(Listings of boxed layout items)
◆ ◆ ◆ ◆
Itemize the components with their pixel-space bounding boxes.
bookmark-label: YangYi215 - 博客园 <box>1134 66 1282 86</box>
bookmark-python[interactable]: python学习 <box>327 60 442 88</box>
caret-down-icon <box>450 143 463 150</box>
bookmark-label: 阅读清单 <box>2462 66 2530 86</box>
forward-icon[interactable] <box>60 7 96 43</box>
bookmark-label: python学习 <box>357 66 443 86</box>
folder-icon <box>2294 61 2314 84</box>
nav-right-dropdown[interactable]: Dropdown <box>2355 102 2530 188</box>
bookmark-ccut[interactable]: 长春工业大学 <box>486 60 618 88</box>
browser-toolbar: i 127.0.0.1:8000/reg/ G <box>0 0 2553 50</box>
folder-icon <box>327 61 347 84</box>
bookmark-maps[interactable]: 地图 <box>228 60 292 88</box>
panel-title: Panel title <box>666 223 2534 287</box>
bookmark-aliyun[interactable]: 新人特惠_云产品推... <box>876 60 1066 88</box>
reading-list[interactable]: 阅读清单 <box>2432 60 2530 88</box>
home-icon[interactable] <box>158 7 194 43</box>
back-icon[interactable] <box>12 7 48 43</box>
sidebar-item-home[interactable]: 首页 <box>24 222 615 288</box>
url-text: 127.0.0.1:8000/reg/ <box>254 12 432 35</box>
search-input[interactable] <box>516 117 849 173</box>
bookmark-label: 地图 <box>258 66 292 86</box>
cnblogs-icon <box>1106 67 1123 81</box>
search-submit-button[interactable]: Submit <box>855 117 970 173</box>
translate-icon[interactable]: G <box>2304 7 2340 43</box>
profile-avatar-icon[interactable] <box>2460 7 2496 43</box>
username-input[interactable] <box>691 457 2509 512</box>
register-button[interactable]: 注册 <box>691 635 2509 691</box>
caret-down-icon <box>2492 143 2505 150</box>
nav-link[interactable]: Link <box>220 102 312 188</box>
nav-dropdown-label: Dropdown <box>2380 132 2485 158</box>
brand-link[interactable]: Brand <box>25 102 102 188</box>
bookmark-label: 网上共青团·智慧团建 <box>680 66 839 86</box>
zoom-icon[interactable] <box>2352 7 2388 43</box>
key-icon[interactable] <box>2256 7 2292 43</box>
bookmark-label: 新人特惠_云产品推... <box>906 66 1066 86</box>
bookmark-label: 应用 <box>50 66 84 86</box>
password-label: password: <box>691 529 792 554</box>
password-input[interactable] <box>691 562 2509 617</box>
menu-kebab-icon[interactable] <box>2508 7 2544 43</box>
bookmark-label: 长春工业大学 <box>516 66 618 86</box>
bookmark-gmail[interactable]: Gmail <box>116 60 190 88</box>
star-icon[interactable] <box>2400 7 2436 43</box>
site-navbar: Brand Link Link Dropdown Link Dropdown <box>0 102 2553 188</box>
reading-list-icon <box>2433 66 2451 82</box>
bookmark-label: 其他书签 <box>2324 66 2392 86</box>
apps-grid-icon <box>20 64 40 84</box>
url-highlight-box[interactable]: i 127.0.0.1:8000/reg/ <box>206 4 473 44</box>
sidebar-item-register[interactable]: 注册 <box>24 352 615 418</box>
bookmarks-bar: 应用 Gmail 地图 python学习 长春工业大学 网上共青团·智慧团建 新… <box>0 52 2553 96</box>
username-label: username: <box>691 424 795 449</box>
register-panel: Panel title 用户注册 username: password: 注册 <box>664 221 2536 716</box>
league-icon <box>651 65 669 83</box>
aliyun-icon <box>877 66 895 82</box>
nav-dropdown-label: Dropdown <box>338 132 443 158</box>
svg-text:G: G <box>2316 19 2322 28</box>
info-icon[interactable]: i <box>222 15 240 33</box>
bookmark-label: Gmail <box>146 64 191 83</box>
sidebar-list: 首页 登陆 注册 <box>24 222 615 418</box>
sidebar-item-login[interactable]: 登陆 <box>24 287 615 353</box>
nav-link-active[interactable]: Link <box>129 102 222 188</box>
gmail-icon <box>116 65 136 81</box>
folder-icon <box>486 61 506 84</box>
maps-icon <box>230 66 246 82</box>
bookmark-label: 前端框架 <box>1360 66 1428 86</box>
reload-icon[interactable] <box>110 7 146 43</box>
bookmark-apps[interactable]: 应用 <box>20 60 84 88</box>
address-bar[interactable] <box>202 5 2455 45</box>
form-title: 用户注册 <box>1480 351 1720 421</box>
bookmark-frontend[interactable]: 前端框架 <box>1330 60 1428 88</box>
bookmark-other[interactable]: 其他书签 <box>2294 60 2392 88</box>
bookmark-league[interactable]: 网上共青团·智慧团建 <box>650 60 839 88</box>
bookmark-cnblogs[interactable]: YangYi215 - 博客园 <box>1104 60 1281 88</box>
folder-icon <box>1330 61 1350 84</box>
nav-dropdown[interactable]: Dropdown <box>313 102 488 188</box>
◆ ◆ ◆ ◆
• [WHAT YOU WILL DO]: Please reproduce the data above, putting "chevron-down-icon" in place of each "caret-down-icon" and leaving everything else as it is.

• [SOLUTION TO THIS TASK]:
Itemize the components with their pixel-space bounding boxes.
bookmark-label: YangYi215 - 博客园 <box>1134 66 1282 86</box>
bookmark-python[interactable]: python学习 <box>327 60 442 88</box>
chevron-down-icon <box>450 143 463 150</box>
bookmark-label: 阅读清单 <box>2462 66 2530 86</box>
forward-icon[interactable] <box>60 7 96 43</box>
bookmark-label: python学习 <box>357 66 443 86</box>
folder-icon <box>2294 61 2314 84</box>
nav-right-dropdown[interactable]: Dropdown <box>2355 102 2530 188</box>
bookmark-ccut[interactable]: 长春工业大学 <box>486 60 618 88</box>
browser-toolbar: i 127.0.0.1:8000/reg/ G <box>0 0 2553 50</box>
folder-icon <box>327 61 347 84</box>
bookmark-maps[interactable]: 地图 <box>228 60 292 88</box>
panel-title: Panel title <box>666 223 2534 287</box>
bookmark-aliyun[interactable]: 新人特惠_云产品推... <box>876 60 1066 88</box>
reading-list[interactable]: 阅读清单 <box>2432 60 2530 88</box>
home-icon[interactable] <box>158 7 194 43</box>
back-icon[interactable] <box>12 7 48 43</box>
sidebar-item-home[interactable]: 首页 <box>24 222 615 288</box>
url-text: 127.0.0.1:8000/reg/ <box>254 12 432 35</box>
search-input[interactable] <box>516 117 849 173</box>
bookmark-label: 地图 <box>258 66 292 86</box>
cnblogs-icon <box>1106 67 1123 81</box>
search-submit-button[interactable]: Submit <box>855 117 970 173</box>
translate-icon[interactable]: G <box>2304 7 2340 43</box>
profile-avatar-icon[interactable] <box>2460 7 2496 43</box>
username-input[interactable] <box>691 457 2509 512</box>
register-button[interactable]: 注册 <box>691 635 2509 691</box>
chevron-down-icon <box>2492 143 2505 150</box>
nav-link[interactable]: Link <box>220 102 312 188</box>
nav-dropdown-label: Dropdown <box>2380 132 2485 158</box>
brand-link[interactable]: Brand <box>25 102 102 188</box>
bookmark-label: 网上共青团·智慧团建 <box>680 66 839 86</box>
zoom-icon[interactable] <box>2352 7 2388 43</box>
key-icon[interactable] <box>2256 7 2292 43</box>
bookmark-label: 新人特惠_云产品推... <box>906 66 1066 86</box>
bookmark-label: 应用 <box>50 66 84 86</box>
password-label: password: <box>691 529 792 554</box>
password-input[interactable] <box>691 562 2509 617</box>
menu-kebab-icon[interactable] <box>2508 7 2544 43</box>
bookmark-label: 长春工业大学 <box>516 66 618 86</box>
bookmark-gmail[interactable]: Gmail <box>116 60 190 88</box>
star-icon[interactable] <box>2400 7 2436 43</box>
site-navbar: Brand Link Link Dropdown Link Dropdown <box>0 102 2553 188</box>
reading-list-icon <box>2433 66 2451 82</box>
bookmark-label: 其他书签 <box>2324 66 2392 86</box>
apps-grid-icon <box>20 64 40 84</box>
url-highlight-box[interactable]: i 127.0.0.1:8000/reg/ <box>206 4 473 44</box>
sidebar-item-register[interactable]: 注册 <box>24 352 615 418</box>
bookmarks-bar: 应用 Gmail 地图 python学习 长春工业大学 网上共青团·智慧团建 新… <box>0 52 2553 96</box>
username-label: username: <box>691 424 795 449</box>
register-panel: Panel title 用户注册 username: password: 注册 <box>664 221 2536 716</box>
league-icon <box>651 65 669 83</box>
aliyun-icon <box>877 66 895 82</box>
nav-dropdown-label: Dropdown <box>338 132 443 158</box>
svg-text:G: G <box>2316 19 2322 28</box>
info-icon[interactable]: i <box>222 15 240 33</box>
bookmark-label: Gmail <box>146 64 191 83</box>
sidebar-list: 首页 登陆 注册 <box>24 222 615 418</box>
sidebar-item-login[interactable]: 登陆 <box>24 287 615 353</box>
nav-link-active[interactable]: Link <box>129 102 222 188</box>
gmail-icon <box>116 65 136 81</box>
folder-icon <box>486 61 506 84</box>
maps-icon <box>230 66 246 82</box>
bookmark-label: 前端框架 <box>1360 66 1428 86</box>
reload-icon[interactable] <box>110 7 146 43</box>
bookmark-apps[interactable]: 应用 <box>20 60 84 88</box>
address-bar[interactable] <box>202 5 2455 45</box>
form-title: 用户注册 <box>1480 351 1720 421</box>
bookmark-frontend[interactable]: 前端框架 <box>1330 60 1428 88</box>
bookmark-other[interactable]: 其他书签 <box>2294 60 2392 88</box>
bookmark-league[interactable]: 网上共青团·智慧团建 <box>650 60 839 88</box>
bookmark-cnblogs[interactable]: YangYi215 - 博客园 <box>1104 60 1281 88</box>
folder-icon <box>1330 61 1350 84</box>
nav-dropdown[interactable]: Dropdown <box>313 102 488 188</box>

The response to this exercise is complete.